SHORT TASK -> Copy all records verbatim.

DATA SUPPLIED ->
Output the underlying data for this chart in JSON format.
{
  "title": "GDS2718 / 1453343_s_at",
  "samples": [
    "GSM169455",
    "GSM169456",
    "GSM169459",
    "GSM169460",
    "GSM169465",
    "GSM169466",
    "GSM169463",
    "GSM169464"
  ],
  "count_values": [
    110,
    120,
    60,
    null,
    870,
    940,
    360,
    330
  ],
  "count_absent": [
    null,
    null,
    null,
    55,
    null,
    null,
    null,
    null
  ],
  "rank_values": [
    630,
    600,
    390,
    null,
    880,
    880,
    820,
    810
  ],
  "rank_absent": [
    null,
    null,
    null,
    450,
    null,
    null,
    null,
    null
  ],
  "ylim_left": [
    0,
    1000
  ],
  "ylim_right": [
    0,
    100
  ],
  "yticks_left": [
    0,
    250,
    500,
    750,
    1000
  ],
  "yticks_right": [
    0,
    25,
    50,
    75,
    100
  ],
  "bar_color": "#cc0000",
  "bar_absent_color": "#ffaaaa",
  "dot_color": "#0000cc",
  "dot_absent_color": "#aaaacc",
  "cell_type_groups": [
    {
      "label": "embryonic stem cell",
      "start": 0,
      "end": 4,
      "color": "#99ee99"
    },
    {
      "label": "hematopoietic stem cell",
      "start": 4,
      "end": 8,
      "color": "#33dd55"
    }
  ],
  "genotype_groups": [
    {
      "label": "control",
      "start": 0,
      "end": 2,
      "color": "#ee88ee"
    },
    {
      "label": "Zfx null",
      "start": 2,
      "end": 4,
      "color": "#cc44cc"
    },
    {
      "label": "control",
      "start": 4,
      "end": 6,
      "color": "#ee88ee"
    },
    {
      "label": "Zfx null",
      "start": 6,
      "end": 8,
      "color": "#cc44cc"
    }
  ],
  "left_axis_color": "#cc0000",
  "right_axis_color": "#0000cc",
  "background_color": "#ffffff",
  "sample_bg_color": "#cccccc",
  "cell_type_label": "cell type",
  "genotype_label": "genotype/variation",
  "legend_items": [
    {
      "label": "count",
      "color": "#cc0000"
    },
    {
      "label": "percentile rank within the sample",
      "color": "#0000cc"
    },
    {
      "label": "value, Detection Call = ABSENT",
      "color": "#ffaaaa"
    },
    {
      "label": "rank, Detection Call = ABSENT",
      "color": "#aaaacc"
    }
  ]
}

SOLUTION FOR THIS TASK ->
Output the underlying data for this chart in JSON format.
{
  "title": "GDS2718 / 1453343_s_at",
  "samples": [
    "GSM169455",
    "GSM169456",
    "GSM169459",
    "GSM169460",
    "GSM169465",
    "GSM169466",
    "GSM169463",
    "GSM169464"
  ],
  "count_values": [
    110,
    120,
    60,
    null,
    870,
    940,
    360,
    330
  ],
  "count_absent": [
    null,
    null,
    null,
    55,
    null,
    null,
    null,
    null
  ],
  "rank_values": [
    630,
    600,
    390,
    null,
    880,
    880,
    820,
    810
  ],
  "rank_absent": [
    null,
    null,
    null,
    450,
    null,
    null,
    null,
    null
  ],
  "ylim_left": [
    0,
    1000
  ],
  "ylim_right": [
    0,
    100
  ],
  "yticks_left": [
    0,
    250,
    500,
    750,
    1000
  ],
  "yticks_right": [
    0,
    25,
    50,
    75,
    100
  ],
  "bar_color": "#cc0000",
  "bar_absent_color": "#ffaaaa",
  "dot_color": "#0000cc",
  "dot_absent_color": "#aaaacc",
  "cell_type_groups": [
    {
      "label": "embryonic stem cell",
      "start": 0,
      "end": 4,
      "color": "#99ee99"
    },
    {
      "label": "hematopoietic stem cell",
      "start": 4,
      "end": 8,
      "color": "#33dd55"
    }
  ],
  "genotype_groups": [
    {
      "label": "control",
      "start": 0,
      "end": 2,
      "color": "#ee88ee"
    },
    {
      "label": "Zfx null",
      "start": 2,
      "end": 4,
      "color": "#cc44cc"
    },
    {
      "label": "control",
      "start": 4,
      "end": 6,
      "color": "#ee88ee"
    },
    {
      "label": "Zfx null",
      "start": 6,
      "end": 8,
      "color": "#cc44cc"
    }
  ],
  "left_axis_color": "#cc0000",
  "right_axis_color": "#0000cc",
  "background_color": "#ffffff",
  "sample_bg_color": "#cccccc",
  "cell_type_label": "cell type",
  "genotype_label": "genotype/variation",
  "legend_items": [
    {
      "label": "count",
      "color": "#cc0000"
    },
    {
      "label": "percentile rank within the sample",
      "color": "#0000cc"
    },
    {
      "label": "value, Detection Call = ABSENT",
      "color": "#ffaaaa"
    },
    {
      "label": "rank, Detection Call = ABSENT",
      "color": "#aaaacc"
    }
  ]
}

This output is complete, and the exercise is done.